## Record list
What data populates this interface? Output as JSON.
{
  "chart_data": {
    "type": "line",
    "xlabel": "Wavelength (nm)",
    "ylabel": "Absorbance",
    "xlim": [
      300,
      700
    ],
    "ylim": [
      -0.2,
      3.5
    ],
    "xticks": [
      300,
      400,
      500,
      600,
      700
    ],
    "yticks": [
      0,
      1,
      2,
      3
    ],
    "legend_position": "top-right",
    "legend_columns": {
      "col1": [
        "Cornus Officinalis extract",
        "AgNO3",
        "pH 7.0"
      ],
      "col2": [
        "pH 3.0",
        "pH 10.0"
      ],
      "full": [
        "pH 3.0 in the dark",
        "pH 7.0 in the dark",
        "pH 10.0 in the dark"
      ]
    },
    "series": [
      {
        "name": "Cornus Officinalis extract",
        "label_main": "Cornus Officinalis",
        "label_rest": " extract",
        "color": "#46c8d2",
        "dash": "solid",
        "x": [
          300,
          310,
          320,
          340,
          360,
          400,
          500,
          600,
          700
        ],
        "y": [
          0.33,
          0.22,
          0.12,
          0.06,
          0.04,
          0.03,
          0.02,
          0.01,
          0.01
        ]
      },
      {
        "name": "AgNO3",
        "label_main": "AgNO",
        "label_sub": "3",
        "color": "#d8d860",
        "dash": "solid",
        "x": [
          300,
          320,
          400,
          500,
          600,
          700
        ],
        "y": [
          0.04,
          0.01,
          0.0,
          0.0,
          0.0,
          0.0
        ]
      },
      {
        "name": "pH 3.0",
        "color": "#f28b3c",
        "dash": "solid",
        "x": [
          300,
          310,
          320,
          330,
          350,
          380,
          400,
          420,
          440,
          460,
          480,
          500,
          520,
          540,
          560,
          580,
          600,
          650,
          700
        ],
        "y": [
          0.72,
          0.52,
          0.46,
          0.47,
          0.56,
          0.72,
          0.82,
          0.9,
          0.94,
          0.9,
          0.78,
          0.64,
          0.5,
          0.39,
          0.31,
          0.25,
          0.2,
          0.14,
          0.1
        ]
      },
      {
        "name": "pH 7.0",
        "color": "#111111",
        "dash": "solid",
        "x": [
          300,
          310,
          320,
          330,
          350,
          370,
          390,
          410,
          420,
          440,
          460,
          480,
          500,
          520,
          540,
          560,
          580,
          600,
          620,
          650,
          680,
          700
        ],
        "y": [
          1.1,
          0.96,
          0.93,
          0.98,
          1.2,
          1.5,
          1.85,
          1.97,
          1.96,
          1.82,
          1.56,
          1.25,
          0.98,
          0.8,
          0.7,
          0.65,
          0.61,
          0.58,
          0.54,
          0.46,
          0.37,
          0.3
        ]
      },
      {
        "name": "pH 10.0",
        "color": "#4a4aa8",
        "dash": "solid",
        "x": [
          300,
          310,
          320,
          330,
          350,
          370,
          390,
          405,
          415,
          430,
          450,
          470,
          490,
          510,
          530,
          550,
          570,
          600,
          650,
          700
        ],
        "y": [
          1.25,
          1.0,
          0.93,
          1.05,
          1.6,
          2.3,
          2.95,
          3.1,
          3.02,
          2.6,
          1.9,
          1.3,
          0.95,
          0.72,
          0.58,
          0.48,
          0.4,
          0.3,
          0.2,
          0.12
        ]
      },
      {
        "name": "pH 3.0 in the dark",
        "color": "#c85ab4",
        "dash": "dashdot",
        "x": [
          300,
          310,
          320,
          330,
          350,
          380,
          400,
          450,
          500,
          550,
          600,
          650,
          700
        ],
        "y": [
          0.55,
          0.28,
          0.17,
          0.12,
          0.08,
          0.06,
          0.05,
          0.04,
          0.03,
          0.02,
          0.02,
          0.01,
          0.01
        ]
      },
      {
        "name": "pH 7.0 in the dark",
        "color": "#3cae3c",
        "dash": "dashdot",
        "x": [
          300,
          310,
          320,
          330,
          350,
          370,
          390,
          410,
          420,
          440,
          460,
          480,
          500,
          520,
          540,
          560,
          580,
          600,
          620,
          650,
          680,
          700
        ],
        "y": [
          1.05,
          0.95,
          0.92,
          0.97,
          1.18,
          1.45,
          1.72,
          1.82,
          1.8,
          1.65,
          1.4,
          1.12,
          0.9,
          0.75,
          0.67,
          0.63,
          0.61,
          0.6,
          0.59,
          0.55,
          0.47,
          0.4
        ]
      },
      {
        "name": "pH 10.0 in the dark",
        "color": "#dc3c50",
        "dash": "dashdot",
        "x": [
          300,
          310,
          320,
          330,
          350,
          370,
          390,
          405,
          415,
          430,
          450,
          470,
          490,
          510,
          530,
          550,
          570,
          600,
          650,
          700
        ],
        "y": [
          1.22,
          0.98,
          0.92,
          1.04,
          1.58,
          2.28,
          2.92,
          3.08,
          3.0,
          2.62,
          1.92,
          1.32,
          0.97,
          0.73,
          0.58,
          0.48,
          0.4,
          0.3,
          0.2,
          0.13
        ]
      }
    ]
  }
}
--
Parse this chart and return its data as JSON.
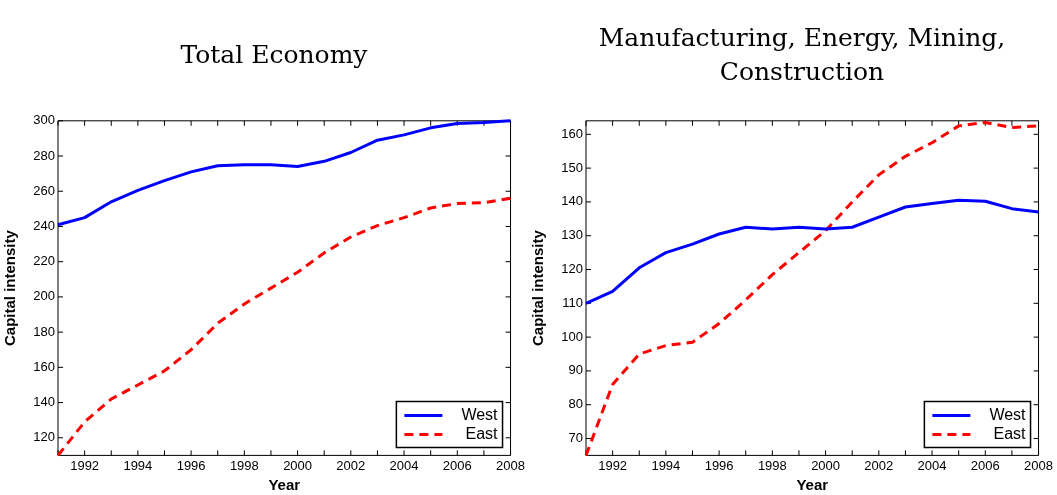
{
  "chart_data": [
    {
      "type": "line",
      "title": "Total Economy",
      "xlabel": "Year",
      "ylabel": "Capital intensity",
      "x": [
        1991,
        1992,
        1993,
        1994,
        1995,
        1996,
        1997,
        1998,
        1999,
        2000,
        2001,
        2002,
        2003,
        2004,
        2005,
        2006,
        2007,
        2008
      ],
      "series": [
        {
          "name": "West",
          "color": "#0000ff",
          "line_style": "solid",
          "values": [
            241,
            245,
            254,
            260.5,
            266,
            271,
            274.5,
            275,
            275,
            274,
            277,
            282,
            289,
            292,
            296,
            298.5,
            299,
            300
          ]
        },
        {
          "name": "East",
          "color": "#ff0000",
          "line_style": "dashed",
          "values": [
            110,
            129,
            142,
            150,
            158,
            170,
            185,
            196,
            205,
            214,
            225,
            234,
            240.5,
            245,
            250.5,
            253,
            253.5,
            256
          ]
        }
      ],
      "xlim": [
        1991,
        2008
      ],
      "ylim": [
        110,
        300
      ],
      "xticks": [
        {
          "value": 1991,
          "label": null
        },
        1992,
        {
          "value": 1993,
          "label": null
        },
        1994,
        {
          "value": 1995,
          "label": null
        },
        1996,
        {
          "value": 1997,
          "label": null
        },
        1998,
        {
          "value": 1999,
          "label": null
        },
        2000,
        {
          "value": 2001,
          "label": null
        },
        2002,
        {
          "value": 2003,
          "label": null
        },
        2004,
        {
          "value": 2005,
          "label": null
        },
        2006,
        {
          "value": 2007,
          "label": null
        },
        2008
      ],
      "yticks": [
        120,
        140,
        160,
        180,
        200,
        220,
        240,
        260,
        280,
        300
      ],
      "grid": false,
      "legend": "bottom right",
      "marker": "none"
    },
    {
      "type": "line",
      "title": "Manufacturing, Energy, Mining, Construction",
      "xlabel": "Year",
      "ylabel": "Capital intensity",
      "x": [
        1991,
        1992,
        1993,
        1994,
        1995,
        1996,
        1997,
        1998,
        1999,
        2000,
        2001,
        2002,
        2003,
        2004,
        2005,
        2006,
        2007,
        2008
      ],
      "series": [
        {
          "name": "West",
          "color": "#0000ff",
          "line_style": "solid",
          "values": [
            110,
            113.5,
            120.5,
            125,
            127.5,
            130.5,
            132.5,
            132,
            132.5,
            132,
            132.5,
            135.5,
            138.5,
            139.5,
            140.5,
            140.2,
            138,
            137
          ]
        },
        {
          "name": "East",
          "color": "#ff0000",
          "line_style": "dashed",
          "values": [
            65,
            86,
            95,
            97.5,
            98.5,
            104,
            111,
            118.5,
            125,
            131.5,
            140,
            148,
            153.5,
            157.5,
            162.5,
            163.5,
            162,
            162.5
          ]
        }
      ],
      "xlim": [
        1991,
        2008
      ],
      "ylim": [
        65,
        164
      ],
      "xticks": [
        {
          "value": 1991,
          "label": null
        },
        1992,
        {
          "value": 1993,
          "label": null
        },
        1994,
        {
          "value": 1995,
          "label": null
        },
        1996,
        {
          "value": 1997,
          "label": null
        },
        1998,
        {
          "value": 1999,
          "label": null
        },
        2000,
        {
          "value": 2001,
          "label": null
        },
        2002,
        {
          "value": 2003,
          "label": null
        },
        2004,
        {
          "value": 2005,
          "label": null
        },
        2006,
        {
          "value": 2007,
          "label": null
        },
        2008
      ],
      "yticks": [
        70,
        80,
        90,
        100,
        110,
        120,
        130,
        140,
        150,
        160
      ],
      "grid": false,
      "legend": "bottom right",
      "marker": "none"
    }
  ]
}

## What the task requires
In the entries above, identify each line that includes the string "this", then copy it.

## Correct result
What data populates this interface? Output as JSON.
Parse this chart and return its data as JSON.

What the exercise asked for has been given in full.